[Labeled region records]
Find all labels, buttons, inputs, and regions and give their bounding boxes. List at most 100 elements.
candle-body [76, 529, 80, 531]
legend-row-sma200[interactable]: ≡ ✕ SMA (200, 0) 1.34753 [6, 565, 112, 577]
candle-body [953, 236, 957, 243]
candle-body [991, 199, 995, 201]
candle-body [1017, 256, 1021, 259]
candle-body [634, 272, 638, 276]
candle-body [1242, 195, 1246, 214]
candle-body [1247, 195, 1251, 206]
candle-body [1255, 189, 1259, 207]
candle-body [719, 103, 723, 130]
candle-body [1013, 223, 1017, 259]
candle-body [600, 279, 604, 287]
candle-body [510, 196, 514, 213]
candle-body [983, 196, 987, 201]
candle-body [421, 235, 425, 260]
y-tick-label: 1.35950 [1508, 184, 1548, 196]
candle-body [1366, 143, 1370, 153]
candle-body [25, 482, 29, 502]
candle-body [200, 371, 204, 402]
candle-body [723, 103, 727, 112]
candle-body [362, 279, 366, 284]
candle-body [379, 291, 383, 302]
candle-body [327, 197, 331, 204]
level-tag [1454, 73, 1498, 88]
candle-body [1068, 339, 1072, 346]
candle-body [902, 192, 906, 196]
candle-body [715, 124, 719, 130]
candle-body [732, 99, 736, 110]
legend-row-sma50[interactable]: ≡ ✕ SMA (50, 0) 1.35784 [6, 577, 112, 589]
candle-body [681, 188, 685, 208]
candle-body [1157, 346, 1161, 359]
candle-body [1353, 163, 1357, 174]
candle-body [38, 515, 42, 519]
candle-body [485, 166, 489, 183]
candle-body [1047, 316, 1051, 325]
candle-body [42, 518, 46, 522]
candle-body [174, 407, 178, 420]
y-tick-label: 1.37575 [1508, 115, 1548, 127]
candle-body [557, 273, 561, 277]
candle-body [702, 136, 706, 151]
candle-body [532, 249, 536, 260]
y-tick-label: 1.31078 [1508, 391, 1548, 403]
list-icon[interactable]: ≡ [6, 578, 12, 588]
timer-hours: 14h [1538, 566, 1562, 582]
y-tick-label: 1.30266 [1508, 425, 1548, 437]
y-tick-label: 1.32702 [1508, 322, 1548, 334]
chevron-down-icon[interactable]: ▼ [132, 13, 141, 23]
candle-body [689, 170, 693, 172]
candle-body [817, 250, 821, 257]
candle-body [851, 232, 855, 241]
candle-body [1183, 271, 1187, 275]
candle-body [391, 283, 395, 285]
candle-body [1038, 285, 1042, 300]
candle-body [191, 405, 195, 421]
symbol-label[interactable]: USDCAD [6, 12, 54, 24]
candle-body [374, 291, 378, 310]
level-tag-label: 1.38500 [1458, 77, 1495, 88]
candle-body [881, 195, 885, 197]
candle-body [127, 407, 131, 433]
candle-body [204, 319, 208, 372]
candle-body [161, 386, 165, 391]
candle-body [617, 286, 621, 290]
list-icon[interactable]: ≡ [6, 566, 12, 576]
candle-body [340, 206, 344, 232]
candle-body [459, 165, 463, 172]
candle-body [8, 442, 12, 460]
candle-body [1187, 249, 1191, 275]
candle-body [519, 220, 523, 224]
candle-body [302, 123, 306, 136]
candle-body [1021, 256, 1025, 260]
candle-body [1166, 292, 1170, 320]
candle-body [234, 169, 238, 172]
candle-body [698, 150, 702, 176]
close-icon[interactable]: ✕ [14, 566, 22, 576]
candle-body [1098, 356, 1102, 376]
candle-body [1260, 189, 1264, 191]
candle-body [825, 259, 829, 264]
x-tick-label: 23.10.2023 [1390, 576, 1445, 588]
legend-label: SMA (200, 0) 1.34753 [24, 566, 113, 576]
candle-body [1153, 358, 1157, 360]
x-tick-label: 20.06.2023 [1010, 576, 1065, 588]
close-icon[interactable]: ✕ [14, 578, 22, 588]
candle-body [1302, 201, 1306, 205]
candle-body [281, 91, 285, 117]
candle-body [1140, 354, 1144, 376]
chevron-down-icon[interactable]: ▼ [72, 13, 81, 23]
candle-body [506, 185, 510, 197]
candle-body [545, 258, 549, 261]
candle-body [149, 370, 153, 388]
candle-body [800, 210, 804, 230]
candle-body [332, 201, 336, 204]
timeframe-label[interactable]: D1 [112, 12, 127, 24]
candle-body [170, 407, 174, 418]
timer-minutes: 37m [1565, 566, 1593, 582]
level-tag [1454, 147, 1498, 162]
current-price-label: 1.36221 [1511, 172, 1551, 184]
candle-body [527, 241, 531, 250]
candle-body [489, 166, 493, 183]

TO BE DONE: Please copy out every line of the records above without changing anything.

CORRECT RESULT:
Find all labels, buttons, inputs, and regions and give their bounding boxes. List at most 100 elements.
candle-body [76, 529, 80, 531]
legend-row-sma200[interactable]: ≡ ✕ SMA (200, 0) 1.34753 [6, 565, 112, 577]
candle-body [953, 236, 957, 243]
candle-body [991, 199, 995, 201]
candle-body [1017, 256, 1021, 259]
candle-body [634, 272, 638, 276]
candle-body [1242, 195, 1246, 214]
candle-body [1247, 195, 1251, 206]
candle-body [1255, 189, 1259, 207]
candle-body [719, 103, 723, 130]
candle-body [1013, 223, 1017, 259]
candle-body [600, 279, 604, 287]
candle-body [510, 196, 514, 213]
candle-body [983, 196, 987, 201]
candle-body [421, 235, 425, 260]
y-tick-label: 1.35950 [1508, 184, 1548, 196]
candle-body [1366, 143, 1370, 153]
candle-body [25, 482, 29, 502]
candle-body [200, 371, 204, 402]
candle-body [723, 103, 727, 112]
candle-body [362, 279, 366, 284]
candle-body [379, 291, 383, 302]
candle-body [327, 197, 331, 204]
level-tag [1454, 73, 1498, 88]
candle-body [1068, 339, 1072, 346]
candle-body [902, 192, 906, 196]
candle-body [715, 124, 719, 130]
candle-body [732, 99, 736, 110]
legend-row-sma50[interactable]: ≡ ✕ SMA (50, 0) 1.35784 [6, 577, 112, 589]
candle-body [681, 188, 685, 208]
candle-body [1157, 346, 1161, 359]
candle-body [1353, 163, 1357, 174]
candle-body [38, 515, 42, 519]
candle-body [485, 166, 489, 183]
candle-body [1047, 316, 1051, 325]
candle-body [42, 518, 46, 522]
candle-body [174, 407, 178, 420]
y-tick-label: 1.37575 [1508, 115, 1548, 127]
candle-body [557, 273, 561, 277]
candle-body [702, 136, 706, 151]
candle-body [532, 249, 536, 260]
y-tick-label: 1.31078 [1508, 391, 1548, 403]
list-icon[interactable]: ≡ [6, 578, 12, 588]
timer-hours: 14h [1538, 566, 1562, 582]
y-tick-label: 1.30266 [1508, 425, 1548, 437]
y-tick-label: 1.32702 [1508, 322, 1548, 334]
chevron-down-icon[interactable]: ▼ [132, 13, 141, 23]
candle-body [689, 170, 693, 172]
candle-body [817, 250, 821, 257]
candle-body [851, 232, 855, 241]
candle-body [1183, 271, 1187, 275]
candle-body [391, 283, 395, 285]
candle-body [1038, 285, 1042, 300]
candle-body [191, 405, 195, 421]
symbol-label[interactable]: USDCAD [6, 12, 54, 24]
candle-body [374, 291, 378, 310]
level-tag-label: 1.38500 [1458, 77, 1495, 88]
candle-body [881, 195, 885, 197]
candle-body [127, 407, 131, 433]
candle-body [204, 319, 208, 372]
candle-body [161, 386, 165, 391]
candle-body [617, 286, 621, 290]
list-icon[interactable]: ≡ [6, 566, 12, 576]
candle-body [340, 206, 344, 232]
candle-body [459, 165, 463, 172]
candle-body [8, 442, 12, 460]
candle-body [1187, 249, 1191, 275]
candle-body [519, 220, 523, 224]
candle-body [302, 123, 306, 136]
candle-body [1021, 256, 1025, 260]
candle-body [1166, 292, 1170, 320]
candle-body [234, 169, 238, 172]
candle-body [698, 150, 702, 176]
close-icon[interactable]: ✕ [14, 566, 22, 576]
candle-body [1098, 356, 1102, 376]
candle-body [1260, 189, 1264, 191]
candle-body [825, 259, 829, 264]
x-tick-label: 23.10.2023 [1390, 576, 1445, 588]
legend-label: SMA (200, 0) 1.34753 [24, 566, 113, 576]
candle-body [1153, 358, 1157, 360]
x-tick-label: 20.06.2023 [1010, 576, 1065, 588]
close-icon[interactable]: ✕ [14, 578, 22, 588]
candle-body [1302, 201, 1306, 205]
candle-body [281, 91, 285, 117]
candle-body [1140, 354, 1144, 376]
chevron-down-icon[interactable]: ▼ [72, 13, 81, 23]
candle-body [506, 185, 510, 197]
candle-body [545, 258, 549, 261]
candle-body [149, 370, 153, 388]
candle-body [800, 210, 804, 230]
candle-body [332, 201, 336, 204]
timeframe-label[interactable]: D1 [112, 12, 127, 24]
candle-body [170, 407, 174, 418]
timer-minutes: 37m [1565, 566, 1593, 582]
level-tag [1454, 147, 1498, 162]
current-price-label: 1.36221 [1511, 172, 1551, 184]
candle-body [527, 241, 531, 250]
candle-body [489, 166, 493, 183]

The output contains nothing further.